Exercise requirements
Reproduce the records below in their entirety, character for character.

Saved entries
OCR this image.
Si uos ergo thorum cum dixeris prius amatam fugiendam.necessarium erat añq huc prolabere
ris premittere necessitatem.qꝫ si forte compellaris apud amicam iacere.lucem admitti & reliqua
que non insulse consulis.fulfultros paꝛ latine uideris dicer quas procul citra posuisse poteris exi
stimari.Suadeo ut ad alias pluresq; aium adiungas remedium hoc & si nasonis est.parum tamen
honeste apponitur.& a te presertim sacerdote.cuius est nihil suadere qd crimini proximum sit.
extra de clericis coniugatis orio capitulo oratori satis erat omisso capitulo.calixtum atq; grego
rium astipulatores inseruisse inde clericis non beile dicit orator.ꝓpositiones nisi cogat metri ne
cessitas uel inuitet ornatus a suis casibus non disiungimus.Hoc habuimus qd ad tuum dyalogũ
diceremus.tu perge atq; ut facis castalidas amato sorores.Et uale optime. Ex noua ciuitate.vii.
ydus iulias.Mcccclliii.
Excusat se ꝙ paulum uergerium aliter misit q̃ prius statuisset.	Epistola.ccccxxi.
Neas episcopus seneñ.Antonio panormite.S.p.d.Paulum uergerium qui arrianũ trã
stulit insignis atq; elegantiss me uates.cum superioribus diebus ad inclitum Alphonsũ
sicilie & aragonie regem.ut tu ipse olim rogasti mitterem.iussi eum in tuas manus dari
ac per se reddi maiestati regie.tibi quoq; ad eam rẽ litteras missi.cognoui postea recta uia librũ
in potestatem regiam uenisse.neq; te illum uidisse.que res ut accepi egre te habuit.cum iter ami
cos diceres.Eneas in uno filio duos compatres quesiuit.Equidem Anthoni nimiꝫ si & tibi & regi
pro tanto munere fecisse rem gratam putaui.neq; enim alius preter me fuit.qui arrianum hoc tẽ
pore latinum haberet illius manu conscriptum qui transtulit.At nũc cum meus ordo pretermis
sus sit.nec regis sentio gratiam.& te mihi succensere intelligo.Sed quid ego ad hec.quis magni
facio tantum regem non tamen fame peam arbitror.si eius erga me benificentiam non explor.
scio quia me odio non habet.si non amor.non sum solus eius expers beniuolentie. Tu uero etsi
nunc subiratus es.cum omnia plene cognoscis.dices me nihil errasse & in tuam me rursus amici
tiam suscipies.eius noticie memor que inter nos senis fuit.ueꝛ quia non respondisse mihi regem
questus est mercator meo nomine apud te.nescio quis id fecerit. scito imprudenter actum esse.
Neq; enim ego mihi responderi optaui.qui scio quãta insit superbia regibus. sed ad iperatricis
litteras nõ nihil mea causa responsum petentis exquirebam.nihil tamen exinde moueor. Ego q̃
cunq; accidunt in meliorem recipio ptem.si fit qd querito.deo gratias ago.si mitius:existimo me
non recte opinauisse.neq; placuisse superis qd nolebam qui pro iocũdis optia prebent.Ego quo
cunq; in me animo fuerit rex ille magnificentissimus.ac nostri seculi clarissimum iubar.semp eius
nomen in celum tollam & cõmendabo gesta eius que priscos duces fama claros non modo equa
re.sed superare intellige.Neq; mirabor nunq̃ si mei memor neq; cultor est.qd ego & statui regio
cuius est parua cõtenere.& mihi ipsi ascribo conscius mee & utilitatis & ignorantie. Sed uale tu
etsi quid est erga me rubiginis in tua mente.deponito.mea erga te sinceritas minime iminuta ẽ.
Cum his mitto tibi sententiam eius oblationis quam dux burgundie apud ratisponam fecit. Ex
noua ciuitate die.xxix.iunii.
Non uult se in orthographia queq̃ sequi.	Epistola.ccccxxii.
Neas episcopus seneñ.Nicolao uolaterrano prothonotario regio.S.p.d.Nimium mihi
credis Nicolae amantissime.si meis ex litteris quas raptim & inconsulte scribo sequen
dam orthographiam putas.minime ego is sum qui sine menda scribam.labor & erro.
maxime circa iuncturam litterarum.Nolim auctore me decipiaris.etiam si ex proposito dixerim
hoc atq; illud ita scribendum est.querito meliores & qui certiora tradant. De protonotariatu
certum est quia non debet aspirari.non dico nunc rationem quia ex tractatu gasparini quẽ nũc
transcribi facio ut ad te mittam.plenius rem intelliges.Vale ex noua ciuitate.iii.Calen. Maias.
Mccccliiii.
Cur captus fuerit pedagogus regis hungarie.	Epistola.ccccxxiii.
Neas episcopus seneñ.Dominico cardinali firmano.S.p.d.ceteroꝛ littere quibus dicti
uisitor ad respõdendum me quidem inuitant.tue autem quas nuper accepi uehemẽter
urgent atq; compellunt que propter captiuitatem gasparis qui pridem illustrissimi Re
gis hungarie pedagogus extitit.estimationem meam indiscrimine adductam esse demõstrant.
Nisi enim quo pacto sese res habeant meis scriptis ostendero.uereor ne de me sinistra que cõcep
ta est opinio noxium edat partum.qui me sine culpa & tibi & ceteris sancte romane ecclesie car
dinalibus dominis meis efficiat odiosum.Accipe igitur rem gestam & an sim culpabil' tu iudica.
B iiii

Task result
OCR this image.
Si uos ergo thorum cum dixeris prius amatam fugiendam.necessarium erat añq huc prolabere
ris premittere necessitatem.qꝫ si forte compellaris apud amicam iacere.lucem admitti & reliqua
que non insulse consulis.fulfultros paꝛ latine uideris dicer quas procul citra posuisse poteris exi
stimari.Suadeo ut ad alias pluresq; aium adiungas remedium hoc & si nasonis est.parum tamen
honeste apponitur.& a te presertim sacerdote.cuius est nihil suadere qd crimini proximum sit.
extra de clericis coniugatis orio capitulo oratori satis erat omisso capitulo.calixtum atq; grego
rium astipulatores inseruisse inde clericis non beile dicit orator.ꝓpositiones nisi cogat metri ne
cessitas uel inuitet ornatus a suis casibus non disiungimus.Hoc habuimus qd ad tuum dyalogũ
diceremus.tu perge atq; ut facis castalidas amato sorores.Et uale optime. Ex noua ciuitate.vii.
ydus iulias.Mcccclliii.
Excusat se ꝙ paulum uergerium aliter misit q̃ prius statuisset.	Epistola.ccccxxi.
Neas episcopus seneñ.Antonio panormite.S.p.d.Paulum uergerium qui arrianũ trã
stulit insignis atq; elegantiss me uates.cum superioribus diebus ad inclitum Alphonsũ
sicilie & aragonie regem.ut tu ipse olim rogasti mitterem.iussi eum in tuas manus dari
ac per se reddi maiestati regie.tibi quoq; ad eam rẽ litteras missi.cognoui postea recta uia librũ
in potestatem regiam uenisse.neq; te illum uidisse.que res ut accepi egre te habuit.cum iter ami
cos diceres.Eneas in uno filio duos compatres quesiuit.Equidem Anthoni nimiꝫ si & tibi & regi
pro tanto munere fecisse rem gratam putaui.neq; enim alius preter me fuit.qui arrianum hoc tẽ
pore latinum haberet illius manu conscriptum qui transtulit.At nũc cum meus ordo pretermis
sus sit.nec regis sentio gratiam.& te mihi succensere intelligo.Sed quid ego ad hec.quis magni
facio tantum regem non tamen fame peam arbitror.si eius erga me benificentiam non explor.
scio quia me odio non habet.si non amor.non sum solus eius expers beniuolentie. Tu uero etsi
nunc subiratus es.cum omnia plene cognoscis.dices me nihil errasse & in tuam me rursus amici
tiam suscipies.eius noticie memor que inter nos senis fuit.ueꝛ quia non respondisse mihi regem
questus est mercator meo nomine apud te.nescio quis id fecerit. scito imprudenter actum esse.
Neq; enim ego mihi responderi optaui.qui scio quãta insit superbia regibus. sed ad iperatricis
litteras nõ nihil mea causa responsum petentis exquirebam.nihil tamen exinde moueor. Ego q̃
cunq; accidunt in meliorem recipio ptem.si fit qd querito.deo gratias ago.si mitius:existimo me
non recte opinauisse.neq; placuisse superis qd nolebam qui pro iocũdis optia prebent.Ego quo
cunq; in me animo fuerit rex ille magnificentissimus.ac nostri seculi clarissimum iubar.semp eius
nomen in celum tollam & cõmendabo gesta eius que priscos duces fama claros non modo equa
re.sed superare intellige.Neq; mirabor nunq̃ si mei memor neq; cultor est.qd ego & statui regio
cuius est parua cõtenere.& mihi ipsi ascribo conscius mee & utilitatis & ignorantie. Sed uale tu
etsi quid est erga me rubiginis in tua mente.deponito.mea erga te sinceritas minime iminuta ẽ.
Cum his mitto tibi sententiam eius oblationis quam dux burgundie apud ratisponam fecit. Ex
noua ciuitate die.xxix.iunii.
Non uult se in orthographia queq̃ sequi.	Epistola.ccccxxii.
Neas episcopus seneñ.Nicolao uolaterrano prothonotario regio.S.p.d.Nimium mihi
credis Nicolae amantissime.si meis ex litteris quas raptim & inconsulte scribo sequen
dam orthographiam putas.minime ego is sum qui sine menda scribam.labor & erro.
maxime circa iuncturam litterarum.Nolim auctore me decipiaris.etiam si ex proposito dixerim
hoc atq; illud ita scribendum est.querito meliores & qui certiora tradant. De protonotariatu
certum est quia non debet aspirari.non dico nunc rationem quia ex tractatu gasparini quẽ nũc
transcribi facio ut ad te mittam.plenius rem intelliges.Vale ex noua ciuitate.iii.Calen. Maias.
Mccccliiii.
Cur captus fuerit pedagogus regis hungarie.	Epistola.ccccxxiii.
Neas episcopus seneñ.Dominico cardinali firmano.S.p.d.ceteroꝛ littere quibus dicti
uisitor ad respõdendum me quidem inuitant.tue autem quas nuper accepi uehemẽter
urgent atq; compellunt que propter captiuitatem gasparis qui pridem illustrissimi Re
gis hungarie pedagogus extitit.estimationem meam indiscrimine adductam esse demõstrant.
Nisi enim quo pacto sese res habeant meis scriptis ostendero.uereor ne de me sinistra que cõcep
ta est opinio noxium edat partum.qui me sine culpa & tibi & ceteris sancte romane ecclesie car
dinalibus dominis meis efficiat odiosum.Accipe igitur rem gestam & an sim culpabil' tu iudica.
B iiii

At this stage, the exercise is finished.